Stated problem
Wherever a line in the data below holds "autorizovaného", copy that line.
--- START OF Provided data ---
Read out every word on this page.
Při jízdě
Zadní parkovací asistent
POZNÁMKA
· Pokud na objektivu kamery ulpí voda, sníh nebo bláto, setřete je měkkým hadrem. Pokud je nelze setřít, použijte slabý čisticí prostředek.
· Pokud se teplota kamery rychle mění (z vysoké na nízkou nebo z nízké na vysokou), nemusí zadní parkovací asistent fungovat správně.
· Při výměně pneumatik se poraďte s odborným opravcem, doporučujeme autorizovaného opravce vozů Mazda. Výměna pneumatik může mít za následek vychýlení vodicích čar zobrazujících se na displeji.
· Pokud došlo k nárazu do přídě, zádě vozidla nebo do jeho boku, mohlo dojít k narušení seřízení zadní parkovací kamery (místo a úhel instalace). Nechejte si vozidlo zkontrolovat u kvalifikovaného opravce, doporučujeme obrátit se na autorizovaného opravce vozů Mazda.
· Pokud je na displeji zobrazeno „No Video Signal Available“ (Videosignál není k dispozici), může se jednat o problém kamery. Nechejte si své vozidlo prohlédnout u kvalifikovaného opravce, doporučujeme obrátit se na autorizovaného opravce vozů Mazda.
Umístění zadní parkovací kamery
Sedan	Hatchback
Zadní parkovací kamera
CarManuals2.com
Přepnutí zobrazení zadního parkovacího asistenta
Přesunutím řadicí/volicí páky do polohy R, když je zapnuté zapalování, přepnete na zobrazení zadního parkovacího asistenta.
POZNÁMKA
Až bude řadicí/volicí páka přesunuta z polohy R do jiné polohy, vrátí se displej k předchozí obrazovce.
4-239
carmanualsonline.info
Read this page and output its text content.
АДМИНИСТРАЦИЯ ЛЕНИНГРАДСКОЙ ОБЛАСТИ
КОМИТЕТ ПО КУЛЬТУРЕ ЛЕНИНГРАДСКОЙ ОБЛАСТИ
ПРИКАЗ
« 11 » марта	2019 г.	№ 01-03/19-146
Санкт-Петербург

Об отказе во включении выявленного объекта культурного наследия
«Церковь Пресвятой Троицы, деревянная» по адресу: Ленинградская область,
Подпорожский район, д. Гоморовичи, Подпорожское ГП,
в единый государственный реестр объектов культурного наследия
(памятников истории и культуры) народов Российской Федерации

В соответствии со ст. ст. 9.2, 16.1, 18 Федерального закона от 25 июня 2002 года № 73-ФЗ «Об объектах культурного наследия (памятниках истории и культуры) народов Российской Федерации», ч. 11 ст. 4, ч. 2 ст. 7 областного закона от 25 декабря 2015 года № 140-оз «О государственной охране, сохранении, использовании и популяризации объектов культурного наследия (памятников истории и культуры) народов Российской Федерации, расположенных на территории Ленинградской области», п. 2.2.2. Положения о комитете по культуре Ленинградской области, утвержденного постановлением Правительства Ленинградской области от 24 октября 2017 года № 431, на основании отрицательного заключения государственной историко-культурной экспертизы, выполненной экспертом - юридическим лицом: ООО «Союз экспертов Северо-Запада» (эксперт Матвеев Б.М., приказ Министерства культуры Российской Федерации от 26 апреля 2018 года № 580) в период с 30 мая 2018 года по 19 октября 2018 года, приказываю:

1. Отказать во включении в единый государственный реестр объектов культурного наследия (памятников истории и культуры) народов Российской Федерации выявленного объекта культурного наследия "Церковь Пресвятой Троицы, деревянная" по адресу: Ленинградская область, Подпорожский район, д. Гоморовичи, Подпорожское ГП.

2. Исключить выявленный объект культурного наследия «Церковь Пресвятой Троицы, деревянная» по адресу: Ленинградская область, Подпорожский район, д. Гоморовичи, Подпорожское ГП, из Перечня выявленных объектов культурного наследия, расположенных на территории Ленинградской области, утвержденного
--- END OF Provided data ---
Result of this task
· Při výměně pneumatik se poraďte s odborným opravcem, doporučujeme autorizovaného opravce vozů Mazda. Výměna pneumatik může mít za následek vychýlení vodicích čar zobrazujících se na displeji.
· Pokud došlo k nárazu do přídě, zádě vozidla nebo do jeho boku, mohlo dojít k narušení seřízení zadní parkovací kamery (místo a úhel instalace). Nechejte si vozidlo zkontrolovat u kvalifikovaného opravce, doporučujeme obrátit se na autorizovaného opravce vozů Mazda.
· Pokud je na displeji zobrazeno „No Video Signal Available“ (Videosignál není k dispozici), může se jednat o problém kamery. Nechejte si své vozidlo prohlédnout u kvalifikovaného opravce, doporučujeme obrátit se na autorizovaného opravce vozů Mazda.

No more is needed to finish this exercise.